(Records from a data source)
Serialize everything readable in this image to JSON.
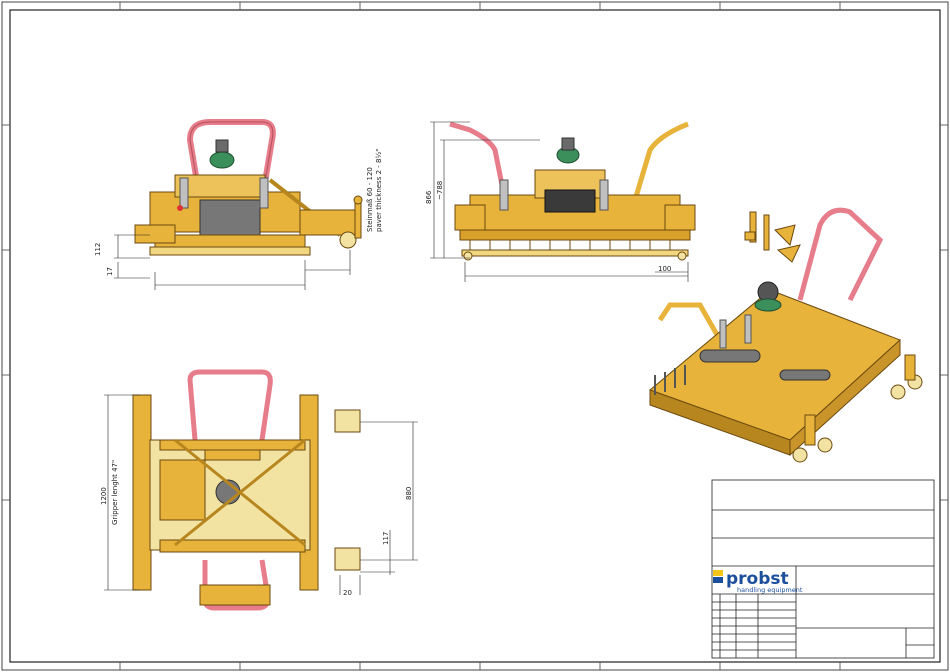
{
  "drawing": {
    "side_view": {
      "dim_height_1": "112",
      "dim_height_2": "17",
      "paver_note_line1": "Steinmaß 60 - 120",
      "paver_note_line2": "paver thickness 2 - 8½\""
    },
    "front_view": {
      "dim_height_1": "866",
      "dim_height_2": "~788",
      "dim_width": "100"
    },
    "top_view": {
      "dim_length": "1200",
      "gripper_note": "Gripper lenght 47\"",
      "dim_width": "880",
      "dim_small": "117",
      "dim_tiny": "20"
    }
  },
  "title_block": {
    "brand": "probst",
    "tagline": "handling equipment"
  },
  "colors": {
    "machine_yellow": "#e8b33a",
    "machine_dark": "#b8861e",
    "pink_handle": "#e77c8a",
    "brand_blue": "#1b4f9c",
    "brand_yellow": "#f5c518"
  }
}
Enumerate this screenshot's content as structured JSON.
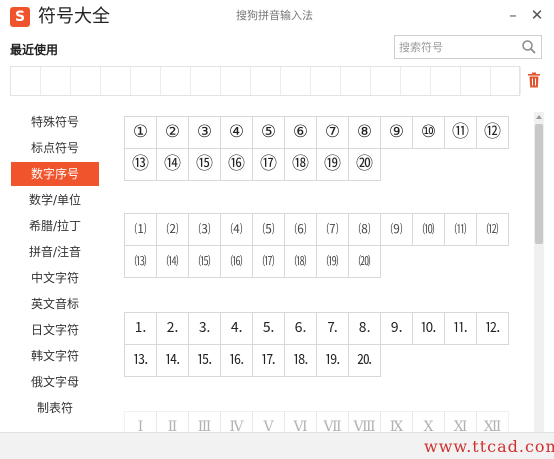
{
  "app": {
    "logo_glyph": "S",
    "title": "符号大全",
    "subtitle": "搜狗拼音输入法",
    "minimize_glyph": "–",
    "close_glyph": "✕"
  },
  "recent": {
    "label": "最近使用",
    "slots": 17
  },
  "search": {
    "placeholder": "搜索符号",
    "value": ""
  },
  "sidebar": {
    "active_index": 2,
    "items": [
      {
        "label": "特殊符号"
      },
      {
        "label": "标点符号"
      },
      {
        "label": "数字序号"
      },
      {
        "label": "数学/单位"
      },
      {
        "label": "希腊/拉丁"
      },
      {
        "label": "拼音/注音"
      },
      {
        "label": "中文字符"
      },
      {
        "label": "英文音标"
      },
      {
        "label": "日文字符"
      },
      {
        "label": "韩文字符"
      },
      {
        "label": "俄文字母"
      },
      {
        "label": "制表符"
      }
    ]
  },
  "groups": {
    "circled": {
      "row1": [
        "①",
        "②",
        "③",
        "④",
        "⑤",
        "⑥",
        "⑦",
        "⑧",
        "⑨",
        "⑩",
        "⑪",
        "⑫"
      ],
      "row2": [
        "⑬",
        "⑭",
        "⑮",
        "⑯",
        "⑰",
        "⑱",
        "⑲",
        "⑳"
      ]
    },
    "parenthesized": {
      "row1": [
        "⑴",
        "⑵",
        "⑶",
        "⑷",
        "⑸",
        "⑹",
        "⑺",
        "⑻",
        "⑼",
        "⑽",
        "⑾",
        "⑿"
      ],
      "row2": [
        "⒀",
        "⒁",
        "⒂",
        "⒃",
        "⒄",
        "⒅",
        "⒆",
        "⒇"
      ]
    },
    "full_stop": {
      "row1": [
        "⒈",
        "⒉",
        "⒊",
        "⒋",
        "⒌",
        "⒍",
        "⒎",
        "⒏",
        "⒐",
        "⒑",
        "⒒",
        "⒓"
      ],
      "row2": [
        "⒔",
        "⒕",
        "⒖",
        "⒗",
        "⒘",
        "⒙",
        "⒚",
        "⒛"
      ]
    },
    "roman_partial": {
      "row1": [
        "Ⅰ",
        "Ⅱ",
        "Ⅲ",
        "Ⅳ",
        "Ⅴ",
        "Ⅵ",
        "Ⅶ",
        "Ⅷ",
        "Ⅸ",
        "Ⅹ",
        "Ⅺ",
        "Ⅻ"
      ]
    }
  },
  "watermark": "www.ttcad.com",
  "colors": {
    "accent": "#f0542c",
    "watermark": "#d03030"
  },
  "icons": [
    "sogou-logo-icon",
    "minimize-icon",
    "close-icon",
    "search-icon",
    "trash-icon",
    "scroll-up-icon"
  ]
}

* _What this task involves_
Above are records to transcribe exactly; leave their pictures out.

* _Finished exercise_
Serialize everything readable in this image to JSON.
{
  "drawing": {
    "side_view": {
      "dim_height_1": "112",
      "dim_height_2": "17",
      "paver_note_line1": "Steinmaß 60 - 120",
      "paver_note_line2": "paver thickness 2 - 8½\""
    },
    "front_view": {
      "dim_height_1": "866",
      "dim_height_2": "~788",
      "dim_width": "100"
    },
    "top_view": {
      "dim_length": "1200",
      "gripper_note": "Gripper lenght 47\"",
      "dim_width": "880",
      "dim_small": "117",
      "dim_tiny": "20"
    }
  },
  "title_block": {
    "brand": "probst",
    "tagline": "handling equipment"
  },
  "colors": {
    "machine_yellow": "#e8b33a",
    "machine_dark": "#b8861e",
    "pink_handle": "#e77c8a",
    "brand_blue": "#1b4f9c",
    "brand_yellow": "#f5c518"
  }
}
Enumerate this screenshot's content as structured JSON.
{
  "app": {
    "logo_glyph": "S",
    "title": "符号大全",
    "subtitle": "搜狗拼音输入法",
    "minimize_glyph": "–",
    "close_glyph": "✕"
  },
  "recent": {
    "label": "最近使用",
    "slots": 17
  },
  "search": {
    "placeholder": "搜索符号",
    "value": ""
  },
  "sidebar": {
    "active_index": 2,
    "items": [
      {
        "label": "特殊符号"
      },
      {
        "label": "标点符号"
      },
      {
        "label": "数字序号"
      },
      {
        "label": "数学/单位"
      },
      {
        "label": "希腊/拉丁"
      },
      {
        "label": "拼音/注音"
      },
      {
        "label": "中文字符"
      },
      {
        "label": "英文音标"
      },
      {
        "label": "日文字符"
      },
      {
        "label": "韩文字符"
      },
      {
        "label": "俄文字母"
      },
      {
        "label": "制表符"
      }
    ]
  },
  "groups": {
    "circled": {
      "row1": [
        "①",
        "②",
        "③",
        "④",
        "⑤",
        "⑥",
        "⑦",
        "⑧",
        "⑨",
        "⑩",
        "⑪",
        "⑫"
      ],
      "row2": [
        "⑬",
        "⑭",
        "⑮",
        "⑯",
        "⑰",
        "⑱",
        "⑲",
        "⑳"
      ]
    },
    "parenthesized": {
      "row1": [
        "⑴",
        "⑵",
        "⑶",
        "⑷",
        "⑸",
        "⑹",
        "⑺",
        "⑻",
        "⑼",
        "⑽",
        "⑾",
        "⑿"
      ],
      "row2": [
        "⒀",
        "⒁",
        "⒂",
        "⒃",
        "⒄",
        "⒅",
        "⒆",
        "⒇"
      ]
    },
    "full_stop": {
      "row1": [
        "⒈",
        "⒉",
        "⒊",
        "⒋",
        "⒌",
        "⒍",
        "⒎",
        "⒏",
        "⒐",
        "⒑",
        "⒒",
        "⒓"
      ],
      "row2": [
        "⒔",
        "⒕",
        "⒖",
        "⒗",
        "⒘",
        "⒙",
        "⒚",
        "⒛"
      ]
    },
    "roman_partial": {
      "row1": [
        "Ⅰ",
        "Ⅱ",
        "Ⅲ",
        "Ⅳ",
        "Ⅴ",
        "Ⅵ",
        "Ⅶ",
        "Ⅷ",
        "Ⅸ",
        "Ⅹ",
        "Ⅺ",
        "Ⅻ"
      ]
    }
  },
  "watermark": "www.ttcad.com",
  "colors": {
    "accent": "#f0542c",
    "watermark": "#d03030"
  },
  "icons": [
    "sogou-logo-icon",
    "minimize-icon",
    "close-icon",
    "search-icon",
    "trash-icon",
    "scroll-up-icon"
  ]
}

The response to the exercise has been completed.